SUPPLIED MATERIAL:
§

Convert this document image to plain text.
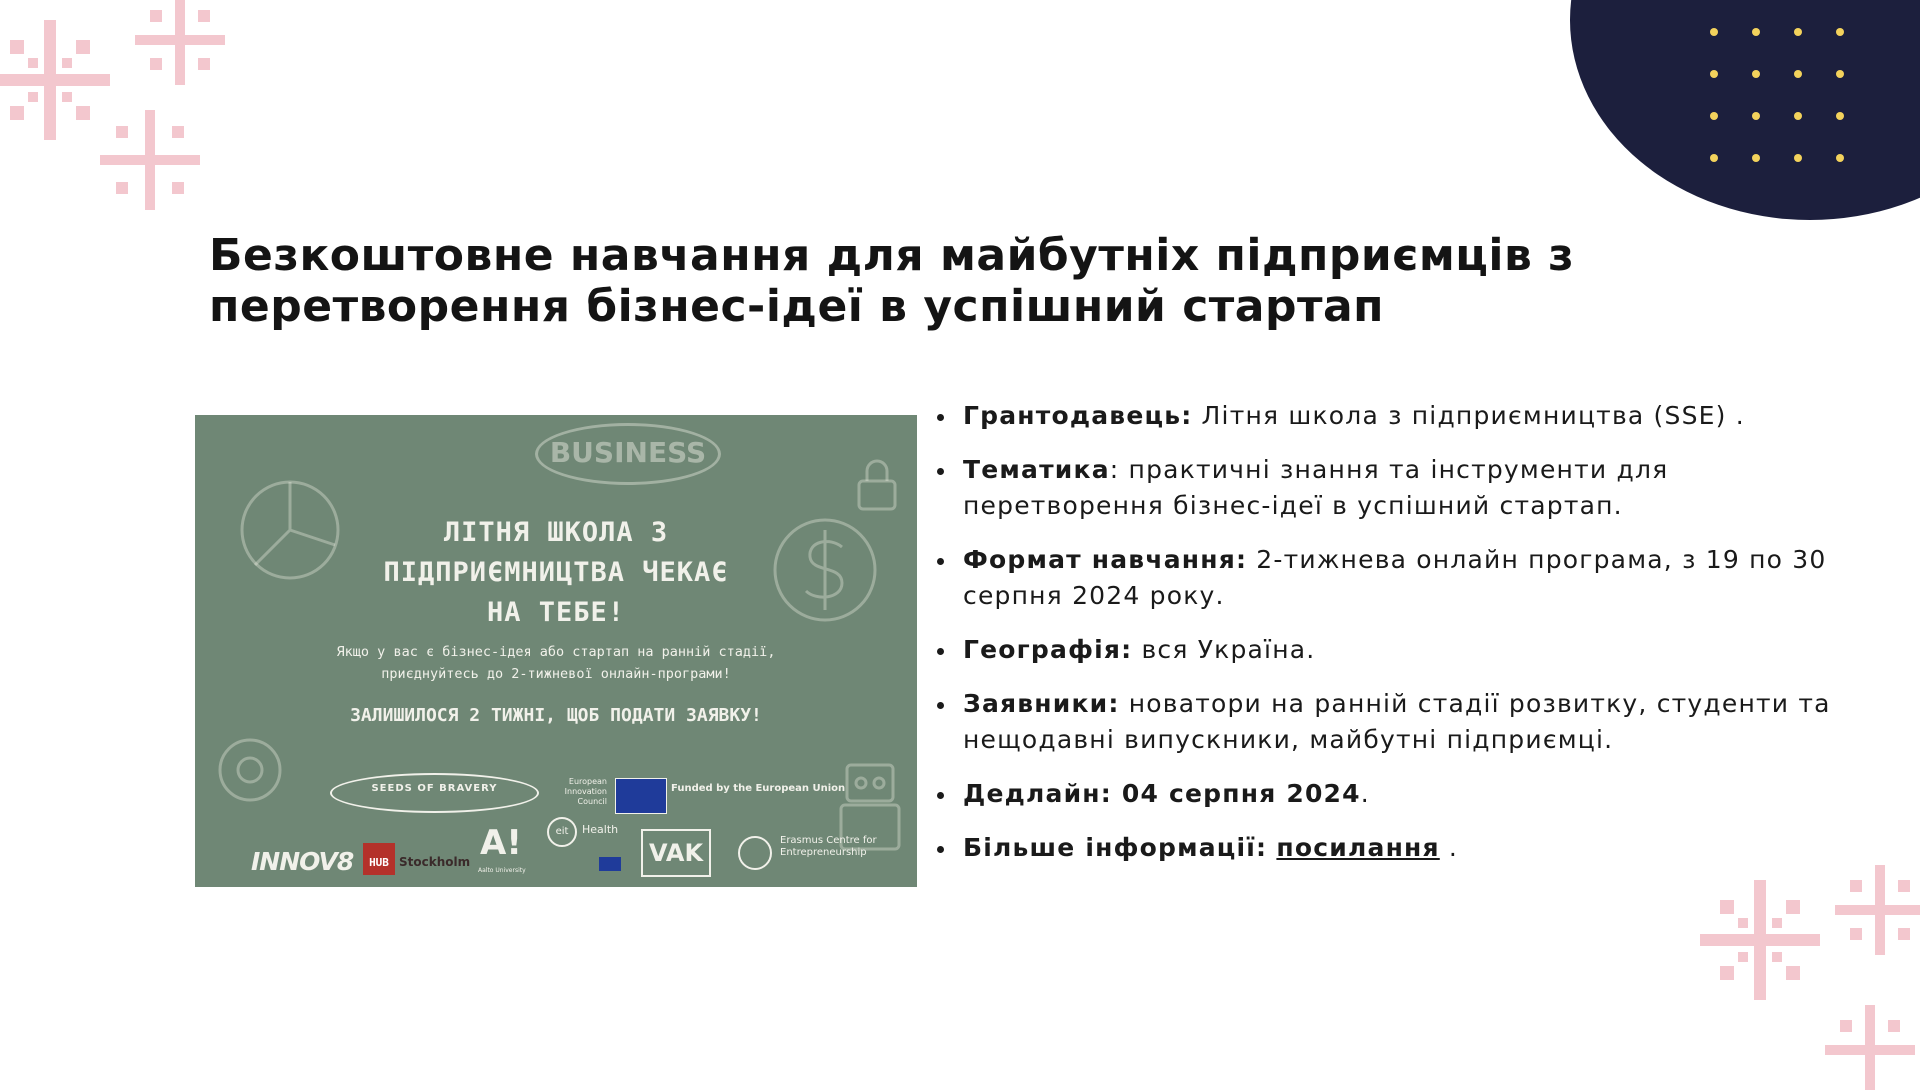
Безкоштовне навчання для майбутніх підприємців з перетворення бізнес-ідеї в успішний стартап
BUSINESS
ЛІТНЯ ШКОЛА З
ПІДПРИЄМНИЦТВА ЧЕКАЄ
НА ТЕБЕ!
Якщо у вас є бізнес-ідея або стартап на ранній стадії,
приєднуйтесь до 2-тижневої онлайн-програми!
ЗАЛИШИЛОСЯ 2 ТИЖНІ, ЩОБ ПОДАТИ ЗАЯВКУ!
SEEDS OF BRAVERY
European Innovation Council
Funded by the European Union
INNOV8	HUB Stockholm A!
Aalto University
eit	Health
VAK	Erasmus Centre for Entrepreneurship
Грантодавець: Літня школа з підприємництва (SSE) .
Тематика: практичні знання та інструменти для перетворення бізнес-ідеї в успішний стартап.
Формат навчання: 2-тижнева онлайн програма, з 19 по 30 серпня 2024 року.
Географія: вся Україна.
Заявники: новатори на ранній стадії розвитку, студенти та нещодавні випускники, майбутні підприємці.
Дедлайн: 04 серпня 2024.
Більше інформації: посилання .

§

Repeat the data in full and exactly. Omit pictures.

EXPECTED ANSWER:
Convert this document image to plain text.
Безкоштовне навчання для майбутніх підприємців з перетворення бізнес-ідеї в успішний стартап
BUSINESS
ЛІТНЯ ШКОЛА З
ПІДПРИЄМНИЦТВА ЧЕКАЄ
НА ТЕБЕ!
Якщо у вас є бізнес-ідея або стартап на ранній стадії,
приєднуйтесь до 2-тижневої онлайн-програми!
ЗАЛИШИЛОСЯ 2 ТИЖНІ, ЩОБ ПОДАТИ ЗАЯВКУ!
SEEDS OF BRAVERY
European Innovation Council
Funded by the European Union
INNOV8	HUB Stockholm A!
Aalto University
eit	Health
VAK	Erasmus Centre for Entrepreneurship
Грантодавець: Літня школа з підприємництва (SSE) .
Тематика: практичні знання та інструменти для перетворення бізнес-ідеї в успішний стартап.
Формат навчання: 2-тижнева онлайн програма, з 19 по 30 серпня 2024 року.
Географія: вся Україна.
Заявники: новатори на ранній стадії розвитку, студенти та нещодавні випускники, майбутні підприємці.
Дедлайн: 04 серпня 2024.
Більше інформації: посилання .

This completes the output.